## Given exercise A
Please output the part of the forum thread from "## hardworkingnewbie (Jul" to "which Exim can." without any changes.
## START Selection
What exactly do you want to accomplish? Because it sounds like we're hitting an XY problem here. If you explain what you're trying to do we might have a different or better solution to accomplish it.


----------



## hardworkingnewbie (Jul 5, 2021)

Exim has a really great Wiki containing much information about how to setup certain stuff. First you should look over there.

DKIM signing stuff: https://www.exim.org/exim-html-current/doc/html/spec_html/ch-dkim_spf_and_dmarc.html

Aside that: personally I've been using Exim from maybe 1998 to 2004, or so. Then I switched to Postfix and never looked back. I really only can recommened to make that switch, because Exim's main problem is the outdated and monolithic design. It's one binary which does everything on its own. Postfix on the other hand has been designed and written by a well known security researcher with security in mind, and that really shows and bears fruits. For normal use cases there's almost nothing Postfix cannot do which Exim can.
## END Selection
## START Information shown
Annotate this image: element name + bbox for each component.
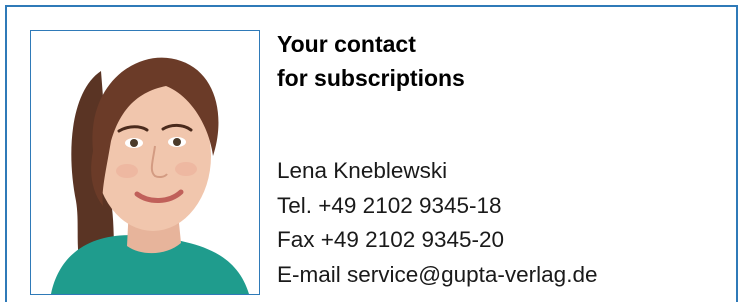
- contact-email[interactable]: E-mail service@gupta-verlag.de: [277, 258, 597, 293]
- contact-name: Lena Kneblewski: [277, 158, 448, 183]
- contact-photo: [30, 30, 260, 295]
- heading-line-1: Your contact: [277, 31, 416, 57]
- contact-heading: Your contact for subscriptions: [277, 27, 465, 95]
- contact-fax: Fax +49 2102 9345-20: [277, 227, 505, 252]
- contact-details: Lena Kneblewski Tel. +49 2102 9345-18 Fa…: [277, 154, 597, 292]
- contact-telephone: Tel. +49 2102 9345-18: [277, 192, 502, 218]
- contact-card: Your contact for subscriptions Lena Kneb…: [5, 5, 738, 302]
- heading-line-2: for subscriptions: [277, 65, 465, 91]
## END Information shown
## Given exercise B
Count the lines in the rows that contain the string "Your" and give only that number.

## Right answer A
## hardworkingnewbie (Jul 5, 2021)

Exim has a really great Wiki containing much information about how to setup certain stuff. First you should look over there.

DKIM signing stuff: https://www.exim.org/exim-html-current/doc/html/spec_html/ch-dkim_spf_and_dmarc.html

Aside that: personally I've been using Exim from maybe 1998 to 2004, or so. Then I switched to Postfix and never looked back. I really only can recommened to make that switch, because Exim's main problem is the outdated and monolithic design. It's one binary which does everything on its own. Postfix on the other hand has been designed and written by a well known security researcher with security in mind, and that really shows and bears fruits. For normal use cases there's almost nothing Postfix cannot do which Exim can.

## Right answer B
3